→ **SET EXERCISE**:
Locate the word "ämne" in the data below, then copy every line that holds it.

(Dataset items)
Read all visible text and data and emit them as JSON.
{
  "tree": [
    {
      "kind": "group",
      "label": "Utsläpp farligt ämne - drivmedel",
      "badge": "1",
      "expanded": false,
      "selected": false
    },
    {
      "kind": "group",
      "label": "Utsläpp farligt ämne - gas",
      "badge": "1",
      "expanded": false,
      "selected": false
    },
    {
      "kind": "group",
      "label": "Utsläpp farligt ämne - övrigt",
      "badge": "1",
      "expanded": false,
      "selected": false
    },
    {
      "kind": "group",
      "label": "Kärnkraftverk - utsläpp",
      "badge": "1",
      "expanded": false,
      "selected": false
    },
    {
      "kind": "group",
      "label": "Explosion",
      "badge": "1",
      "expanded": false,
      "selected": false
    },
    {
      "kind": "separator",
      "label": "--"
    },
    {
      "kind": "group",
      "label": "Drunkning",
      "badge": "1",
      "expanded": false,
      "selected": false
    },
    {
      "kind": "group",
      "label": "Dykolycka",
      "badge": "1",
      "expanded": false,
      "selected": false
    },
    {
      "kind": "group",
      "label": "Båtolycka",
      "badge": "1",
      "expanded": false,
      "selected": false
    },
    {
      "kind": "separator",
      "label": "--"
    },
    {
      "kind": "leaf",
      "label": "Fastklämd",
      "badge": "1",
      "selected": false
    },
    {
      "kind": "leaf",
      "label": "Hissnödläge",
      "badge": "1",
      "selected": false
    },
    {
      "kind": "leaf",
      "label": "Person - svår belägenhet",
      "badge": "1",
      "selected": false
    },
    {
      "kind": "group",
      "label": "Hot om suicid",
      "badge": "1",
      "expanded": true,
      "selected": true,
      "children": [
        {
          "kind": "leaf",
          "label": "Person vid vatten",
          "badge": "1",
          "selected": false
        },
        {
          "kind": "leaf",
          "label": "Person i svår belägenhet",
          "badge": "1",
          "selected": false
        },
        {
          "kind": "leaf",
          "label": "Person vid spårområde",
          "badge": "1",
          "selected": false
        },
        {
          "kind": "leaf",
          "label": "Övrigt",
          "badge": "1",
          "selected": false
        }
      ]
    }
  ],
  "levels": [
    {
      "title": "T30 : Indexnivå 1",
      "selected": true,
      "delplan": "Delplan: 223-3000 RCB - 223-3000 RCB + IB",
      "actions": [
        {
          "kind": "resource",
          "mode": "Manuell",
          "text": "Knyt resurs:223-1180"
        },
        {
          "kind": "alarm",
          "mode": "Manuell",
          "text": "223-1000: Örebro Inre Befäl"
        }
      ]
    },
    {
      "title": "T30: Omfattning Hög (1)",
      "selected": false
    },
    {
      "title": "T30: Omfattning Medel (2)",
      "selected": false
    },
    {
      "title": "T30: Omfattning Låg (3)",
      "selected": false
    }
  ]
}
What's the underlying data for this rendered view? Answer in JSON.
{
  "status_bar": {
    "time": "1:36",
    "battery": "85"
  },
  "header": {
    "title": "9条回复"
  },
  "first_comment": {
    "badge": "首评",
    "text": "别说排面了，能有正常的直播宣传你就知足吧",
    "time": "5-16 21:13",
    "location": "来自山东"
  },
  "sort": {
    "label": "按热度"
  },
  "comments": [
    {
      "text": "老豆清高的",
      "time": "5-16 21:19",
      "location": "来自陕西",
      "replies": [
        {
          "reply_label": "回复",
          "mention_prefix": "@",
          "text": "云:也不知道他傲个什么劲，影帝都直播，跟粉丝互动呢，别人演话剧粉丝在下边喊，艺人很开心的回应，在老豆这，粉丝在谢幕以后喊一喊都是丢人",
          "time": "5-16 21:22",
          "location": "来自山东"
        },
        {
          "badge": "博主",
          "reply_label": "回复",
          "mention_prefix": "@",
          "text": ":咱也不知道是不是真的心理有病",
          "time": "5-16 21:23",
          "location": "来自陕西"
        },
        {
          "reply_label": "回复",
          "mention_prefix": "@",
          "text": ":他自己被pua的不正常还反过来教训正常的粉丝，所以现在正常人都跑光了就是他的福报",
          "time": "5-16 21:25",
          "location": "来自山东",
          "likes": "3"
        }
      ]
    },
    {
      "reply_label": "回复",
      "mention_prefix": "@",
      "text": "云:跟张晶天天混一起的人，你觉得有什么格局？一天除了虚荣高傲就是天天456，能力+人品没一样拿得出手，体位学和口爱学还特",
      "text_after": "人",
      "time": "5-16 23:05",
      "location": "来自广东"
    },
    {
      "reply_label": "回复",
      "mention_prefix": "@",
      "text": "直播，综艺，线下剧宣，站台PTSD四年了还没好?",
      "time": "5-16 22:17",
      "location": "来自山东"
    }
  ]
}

→ **EXPECTED ANSWER**:
      "label": "Utsläpp farligt ämne - drivmedel",
      "label": "Utsläpp farligt ämne - gas",
      "label": "Utsläpp farligt ämne - övrigt",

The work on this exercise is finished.